EXERCISE OBJECTIVE — Search the entries for the word "JSON" and pull out each line that has it.

** Begin RECORDED DATA **

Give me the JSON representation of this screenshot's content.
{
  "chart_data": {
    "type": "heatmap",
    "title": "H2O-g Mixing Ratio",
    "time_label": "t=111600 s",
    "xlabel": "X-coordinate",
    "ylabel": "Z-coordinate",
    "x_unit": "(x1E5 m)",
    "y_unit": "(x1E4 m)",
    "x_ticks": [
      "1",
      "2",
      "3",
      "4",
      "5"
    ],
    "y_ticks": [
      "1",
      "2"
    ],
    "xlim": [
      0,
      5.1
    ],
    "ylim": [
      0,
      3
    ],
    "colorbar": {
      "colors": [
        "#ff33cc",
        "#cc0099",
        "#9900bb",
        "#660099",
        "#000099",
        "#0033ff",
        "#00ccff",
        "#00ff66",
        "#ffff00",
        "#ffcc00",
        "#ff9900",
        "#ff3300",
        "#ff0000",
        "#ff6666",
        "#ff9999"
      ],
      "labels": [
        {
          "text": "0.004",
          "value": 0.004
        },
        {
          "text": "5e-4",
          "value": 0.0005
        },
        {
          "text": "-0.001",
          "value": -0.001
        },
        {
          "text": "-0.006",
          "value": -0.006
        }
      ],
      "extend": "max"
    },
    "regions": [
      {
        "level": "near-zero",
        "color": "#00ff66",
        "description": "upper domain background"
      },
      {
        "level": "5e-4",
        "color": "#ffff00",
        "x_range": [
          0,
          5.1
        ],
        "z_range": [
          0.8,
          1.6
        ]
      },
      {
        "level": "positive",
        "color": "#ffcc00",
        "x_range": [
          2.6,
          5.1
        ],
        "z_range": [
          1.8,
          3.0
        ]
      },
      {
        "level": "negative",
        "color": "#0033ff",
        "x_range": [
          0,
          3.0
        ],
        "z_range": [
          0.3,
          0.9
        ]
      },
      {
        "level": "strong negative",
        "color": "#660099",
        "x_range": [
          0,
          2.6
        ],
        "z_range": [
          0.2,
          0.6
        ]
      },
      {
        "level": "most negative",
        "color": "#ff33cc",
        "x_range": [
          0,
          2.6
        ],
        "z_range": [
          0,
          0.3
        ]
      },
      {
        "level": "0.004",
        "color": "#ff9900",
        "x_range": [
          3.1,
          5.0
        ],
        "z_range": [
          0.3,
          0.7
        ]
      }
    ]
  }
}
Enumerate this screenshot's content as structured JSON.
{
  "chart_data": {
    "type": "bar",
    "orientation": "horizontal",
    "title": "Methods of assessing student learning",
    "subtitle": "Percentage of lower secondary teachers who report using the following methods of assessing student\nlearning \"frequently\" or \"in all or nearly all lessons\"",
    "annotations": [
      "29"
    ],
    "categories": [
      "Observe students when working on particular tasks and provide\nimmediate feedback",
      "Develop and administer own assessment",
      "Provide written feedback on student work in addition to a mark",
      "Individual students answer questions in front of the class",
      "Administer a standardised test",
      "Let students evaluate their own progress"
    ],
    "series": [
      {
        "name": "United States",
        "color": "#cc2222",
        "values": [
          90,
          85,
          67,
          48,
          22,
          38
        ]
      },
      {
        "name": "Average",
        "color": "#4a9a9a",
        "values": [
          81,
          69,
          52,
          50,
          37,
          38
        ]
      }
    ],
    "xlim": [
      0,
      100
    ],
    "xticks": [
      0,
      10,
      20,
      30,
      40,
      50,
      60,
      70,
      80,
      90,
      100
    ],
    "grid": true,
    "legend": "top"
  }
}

** End RECORDED DATA **

SOLUTION —
Give me the JSON representation of this screenshot's content.
Enumerate this screenshot's content as structured JSON.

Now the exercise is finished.